======== Records for this task ========

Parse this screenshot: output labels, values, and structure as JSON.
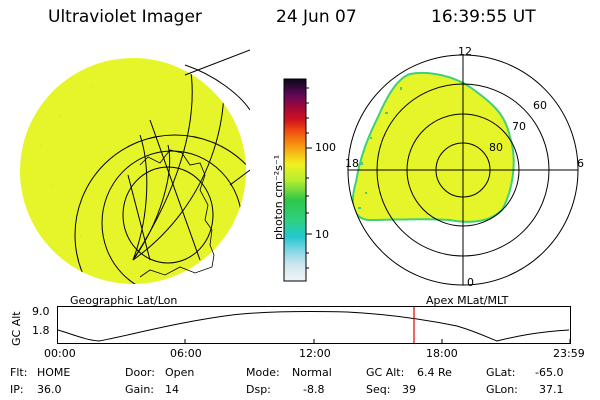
{
  "header": {
    "title": "Ultraviolet Imager",
    "date": "24 Jun 07",
    "time": "16:39:55 UT"
  },
  "colorbar": {
    "label": "photon cm⁻²s⁻¹",
    "ticks": [
      "100",
      "10"
    ]
  },
  "polar": {
    "mlt_labels": {
      "top": "12",
      "left": "18",
      "right": "6",
      "bottom": "0"
    },
    "lat_labels": [
      "60",
      "70",
      "80"
    ]
  },
  "timeline": {
    "left_caption": "Geographic Lat/Lon",
    "right_caption": "Apex MLat/MLT",
    "axis_title": "GC Alt",
    "y_ticks": [
      "9.0",
      "1.8"
    ],
    "x_ticks": [
      "00:00",
      "06:00",
      "12:00",
      "18:00",
      "23:59"
    ],
    "marker_time": "16:39:55"
  },
  "info": {
    "flt": {
      "label": "Flt:",
      "value": "HOME"
    },
    "ip": {
      "label": "IP:",
      "value": "36.0"
    },
    "door": {
      "label": "Door:",
      "value": "Open"
    },
    "gain": {
      "label": "Gain:",
      "value": "14"
    },
    "mode": {
      "label": "Mode:",
      "value": "Normal"
    },
    "dsp": {
      "label": "Dsp:",
      "value": "-8.8"
    },
    "gcalt": {
      "label": "GC Alt:",
      "value": "6.4 Re"
    },
    "seq": {
      "label": "Seq:",
      "value": "39"
    },
    "glat": {
      "label": "GLat:",
      "value": "-65.0"
    },
    "glon": {
      "label": "GLon:",
      "value": "37.1"
    }
  },
  "colors": {
    "emission": "#e6f52a",
    "emission_edge": "#3fd07a",
    "marker": "#e00000"
  }
}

========

▸ **Exercise requirements**:
Each record above must be returned exactly as written, with its pictures omitted.

▸ **Exercise solution**:
Parse this screenshot: output labels, values, and structure as JSON.
{
  "header": {
    "title": "Ultraviolet Imager",
    "date": "24 Jun 07",
    "time": "16:39:55 UT"
  },
  "colorbar": {
    "label": "photon cm⁻²s⁻¹",
    "ticks": [
      "100",
      "10"
    ]
  },
  "polar": {
    "mlt_labels": {
      "top": "12",
      "left": "18",
      "right": "6",
      "bottom": "0"
    },
    "lat_labels": [
      "60",
      "70",
      "80"
    ]
  },
  "timeline": {
    "left_caption": "Geographic Lat/Lon",
    "right_caption": "Apex MLat/MLT",
    "axis_title": "GC Alt",
    "y_ticks": [
      "9.0",
      "1.8"
    ],
    "x_ticks": [
      "00:00",
      "06:00",
      "12:00",
      "18:00",
      "23:59"
    ],
    "marker_time": "16:39:55"
  },
  "info": {
    "flt": {
      "label": "Flt:",
      "value": "HOME"
    },
    "ip": {
      "label": "IP:",
      "value": "36.0"
    },
    "door": {
      "label": "Door:",
      "value": "Open"
    },
    "gain": {
      "label": "Gain:",
      "value": "14"
    },
    "mode": {
      "label": "Mode:",
      "value": "Normal"
    },
    "dsp": {
      "label": "Dsp:",
      "value": "-8.8"
    },
    "gcalt": {
      "label": "GC Alt:",
      "value": "6.4 Re"
    },
    "seq": {
      "label": "Seq:",
      "value": "39"
    },
    "glat": {
      "label": "GLat:",
      "value": "-65.0"
    },
    "glon": {
      "label": "GLon:",
      "value": "37.1"
    }
  },
  "colors": {
    "emission": "#e6f52a",
    "emission_edge": "#3fd07a",
    "marker": "#e00000"
  }
}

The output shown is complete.